■ Stated goal
Extract the complete listing and repeat it word for word.

■ Materials provided
[BEGIN]

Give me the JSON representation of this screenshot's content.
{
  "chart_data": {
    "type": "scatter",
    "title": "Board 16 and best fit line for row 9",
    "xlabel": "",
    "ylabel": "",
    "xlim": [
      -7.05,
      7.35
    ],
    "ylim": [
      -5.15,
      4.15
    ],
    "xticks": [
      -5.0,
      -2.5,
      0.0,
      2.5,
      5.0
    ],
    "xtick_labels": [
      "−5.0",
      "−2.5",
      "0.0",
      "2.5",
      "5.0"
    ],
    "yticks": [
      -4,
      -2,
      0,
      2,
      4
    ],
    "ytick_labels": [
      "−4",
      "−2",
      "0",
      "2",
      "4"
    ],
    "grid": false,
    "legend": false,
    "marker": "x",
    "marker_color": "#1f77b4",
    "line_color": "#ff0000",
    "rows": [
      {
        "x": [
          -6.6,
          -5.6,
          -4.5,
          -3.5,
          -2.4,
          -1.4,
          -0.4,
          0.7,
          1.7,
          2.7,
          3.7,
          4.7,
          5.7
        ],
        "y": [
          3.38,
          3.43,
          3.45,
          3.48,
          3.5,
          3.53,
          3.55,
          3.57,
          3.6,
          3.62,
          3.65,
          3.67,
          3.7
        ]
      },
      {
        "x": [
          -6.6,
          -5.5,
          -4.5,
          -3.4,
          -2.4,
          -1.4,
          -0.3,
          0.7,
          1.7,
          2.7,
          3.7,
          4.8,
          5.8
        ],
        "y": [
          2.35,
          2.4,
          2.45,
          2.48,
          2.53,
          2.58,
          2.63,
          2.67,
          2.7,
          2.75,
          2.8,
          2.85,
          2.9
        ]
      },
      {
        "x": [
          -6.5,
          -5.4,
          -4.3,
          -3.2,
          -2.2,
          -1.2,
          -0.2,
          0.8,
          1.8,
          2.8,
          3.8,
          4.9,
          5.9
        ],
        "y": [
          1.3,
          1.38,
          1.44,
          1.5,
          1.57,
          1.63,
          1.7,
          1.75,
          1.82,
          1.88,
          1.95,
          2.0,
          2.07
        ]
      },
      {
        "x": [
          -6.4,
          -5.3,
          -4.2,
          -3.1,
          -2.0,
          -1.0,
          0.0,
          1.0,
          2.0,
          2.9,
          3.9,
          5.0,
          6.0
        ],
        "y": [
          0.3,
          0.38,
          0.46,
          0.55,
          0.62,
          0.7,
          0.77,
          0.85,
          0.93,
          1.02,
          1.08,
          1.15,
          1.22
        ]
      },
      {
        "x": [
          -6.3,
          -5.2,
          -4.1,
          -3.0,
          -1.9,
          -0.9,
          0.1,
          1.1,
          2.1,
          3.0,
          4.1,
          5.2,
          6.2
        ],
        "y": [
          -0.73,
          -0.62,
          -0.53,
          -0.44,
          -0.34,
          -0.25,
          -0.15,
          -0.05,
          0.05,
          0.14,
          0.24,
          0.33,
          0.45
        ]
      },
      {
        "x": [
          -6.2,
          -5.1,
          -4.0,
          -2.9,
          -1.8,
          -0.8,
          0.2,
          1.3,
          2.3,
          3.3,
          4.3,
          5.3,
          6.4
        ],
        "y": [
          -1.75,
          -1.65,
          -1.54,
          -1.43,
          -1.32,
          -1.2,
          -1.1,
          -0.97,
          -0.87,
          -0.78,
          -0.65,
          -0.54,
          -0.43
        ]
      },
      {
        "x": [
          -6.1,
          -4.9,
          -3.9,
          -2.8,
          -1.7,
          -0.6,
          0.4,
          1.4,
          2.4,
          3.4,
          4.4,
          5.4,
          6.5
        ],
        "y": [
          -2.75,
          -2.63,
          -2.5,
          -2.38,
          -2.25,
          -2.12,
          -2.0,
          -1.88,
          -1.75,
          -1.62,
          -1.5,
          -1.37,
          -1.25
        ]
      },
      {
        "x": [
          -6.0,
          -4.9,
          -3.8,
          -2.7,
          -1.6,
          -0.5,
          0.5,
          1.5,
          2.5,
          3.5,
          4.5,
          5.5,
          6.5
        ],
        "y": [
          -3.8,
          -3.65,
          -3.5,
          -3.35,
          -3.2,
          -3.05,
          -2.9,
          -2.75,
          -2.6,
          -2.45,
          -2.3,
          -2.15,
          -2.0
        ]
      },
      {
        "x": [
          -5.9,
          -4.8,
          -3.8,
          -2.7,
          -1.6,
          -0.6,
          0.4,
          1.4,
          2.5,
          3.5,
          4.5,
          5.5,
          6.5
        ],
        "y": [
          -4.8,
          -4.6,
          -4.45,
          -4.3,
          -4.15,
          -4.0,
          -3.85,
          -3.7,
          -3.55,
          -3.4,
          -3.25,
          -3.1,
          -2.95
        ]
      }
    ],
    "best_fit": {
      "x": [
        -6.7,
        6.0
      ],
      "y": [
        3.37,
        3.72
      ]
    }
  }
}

[END]

■ Solution for this problem
Give me the JSON representation of this screenshot's content.
{
  "chart_data": {
    "type": "scatter",
    "title": "Board 16 and best fit line for row 9",
    "xlabel": "",
    "ylabel": "",
    "xlim": [
      -7.05,
      7.35
    ],
    "ylim": [
      -5.15,
      4.15
    ],
    "xticks": [
      -5.0,
      -2.5,
      0.0,
      2.5,
      5.0
    ],
    "xtick_labels": [
      "−5.0",
      "−2.5",
      "0.0",
      "2.5",
      "5.0"
    ],
    "yticks": [
      -4,
      -2,
      0,
      2,
      4
    ],
    "ytick_labels": [
      "−4",
      "−2",
      "0",
      "2",
      "4"
    ],
    "grid": false,
    "legend": false,
    "marker": "x",
    "marker_color": "#1f77b4",
    "line_color": "#ff0000",
    "rows": [
      {
        "x": [
          -6.6,
          -5.6,
          -4.5,
          -3.5,
          -2.4,
          -1.4,
          -0.4,
          0.7,
          1.7,
          2.7,
          3.7,
          4.7,
          5.7
        ],
        "y": [
          3.38,
          3.43,
          3.45,
          3.48,
          3.5,
          3.53,
          3.55,
          3.57,
          3.6,
          3.62,
          3.65,
          3.67,
          3.7
        ]
      },
      {
        "x": [
          -6.6,
          -5.5,
          -4.5,
          -3.4,
          -2.4,
          -1.4,
          -0.3,
          0.7,
          1.7,
          2.7,
          3.7,
          4.8,
          5.8
        ],
        "y": [
          2.35,
          2.4,
          2.45,
          2.48,
          2.53,
          2.58,
          2.63,
          2.67,
          2.7,
          2.75,
          2.8,
          2.85,
          2.9
        ]
      },
      {
        "x": [
          -6.5,
          -5.4,
          -4.3,
          -3.2,
          -2.2,
          -1.2,
          -0.2,
          0.8,
          1.8,
          2.8,
          3.8,
          4.9,
          5.9
        ],
        "y": [
          1.3,
          1.38,
          1.44,
          1.5,
          1.57,
          1.63,
          1.7,
          1.75,
          1.82,
          1.88,
          1.95,
          2.0,
          2.07
        ]
      },
      {
        "x": [
          -6.4,
          -5.3,
          -4.2,
          -3.1,
          -2.0,
          -1.0,
          0.0,
          1.0,
          2.0,
          2.9,
          3.9,
          5.0,
          6.0
        ],
        "y": [
          0.3,
          0.38,
          0.46,
          0.55,
          0.62,
          0.7,
          0.77,
          0.85,
          0.93,
          1.02,
          1.08,
          1.15,
          1.22
        ]
      },
      {
        "x": [
          -6.3,
          -5.2,
          -4.1,
          -3.0,
          -1.9,
          -0.9,
          0.1,
          1.1,
          2.1,
          3.0,
          4.1,
          5.2,
          6.2
        ],
        "y": [
          -0.73,
          -0.62,
          -0.53,
          -0.44,
          -0.34,
          -0.25,
          -0.15,
          -0.05,
          0.05,
          0.14,
          0.24,
          0.33,
          0.45
        ]
      },
      {
        "x": [
          -6.2,
          -5.1,
          -4.0,
          -2.9,
          -1.8,
          -0.8,
          0.2,
          1.3,
          2.3,
          3.3,
          4.3,
          5.3,
          6.4
        ],
        "y": [
          -1.75,
          -1.65,
          -1.54,
          -1.43,
          -1.32,
          -1.2,
          -1.1,
          -0.97,
          -0.87,
          -0.78,
          -0.65,
          -0.54,
          -0.43
        ]
      },
      {
        "x": [
          -6.1,
          -4.9,
          -3.9,
          -2.8,
          -1.7,
          -0.6,
          0.4,
          1.4,
          2.4,
          3.4,
          4.4,
          5.4,
          6.5
        ],
        "y": [
          -2.75,
          -2.63,
          -2.5,
          -2.38,
          -2.25,
          -2.12,
          -2.0,
          -1.88,
          -1.75,
          -1.62,
          -1.5,
          -1.37,
          -1.25
        ]
      },
      {
        "x": [
          -6.0,
          -4.9,
          -3.8,
          -2.7,
          -1.6,
          -0.5,
          0.5,
          1.5,
          2.5,
          3.5,
          4.5,
          5.5,
          6.5
        ],
        "y": [
          -3.8,
          -3.65,
          -3.5,
          -3.35,
          -3.2,
          -3.05,
          -2.9,
          -2.75,
          -2.6,
          -2.45,
          -2.3,
          -2.15,
          -2.0
        ]
      },
      {
        "x": [
          -5.9,
          -4.8,
          -3.8,
          -2.7,
          -1.6,
          -0.6,
          0.4,
          1.4,
          2.5,
          3.5,
          4.5,
          5.5,
          6.5
        ],
        "y": [
          -4.8,
          -4.6,
          -4.45,
          -4.3,
          -4.15,
          -4.0,
          -3.85,
          -3.7,
          -3.55,
          -3.4,
          -3.25,
          -3.1,
          -2.95
        ]
      }
    ],
    "best_fit": {
      "x": [
        -6.7,
        6.0
      ],
      "y": [
        3.37,
        3.72
      ]
    }
  }
}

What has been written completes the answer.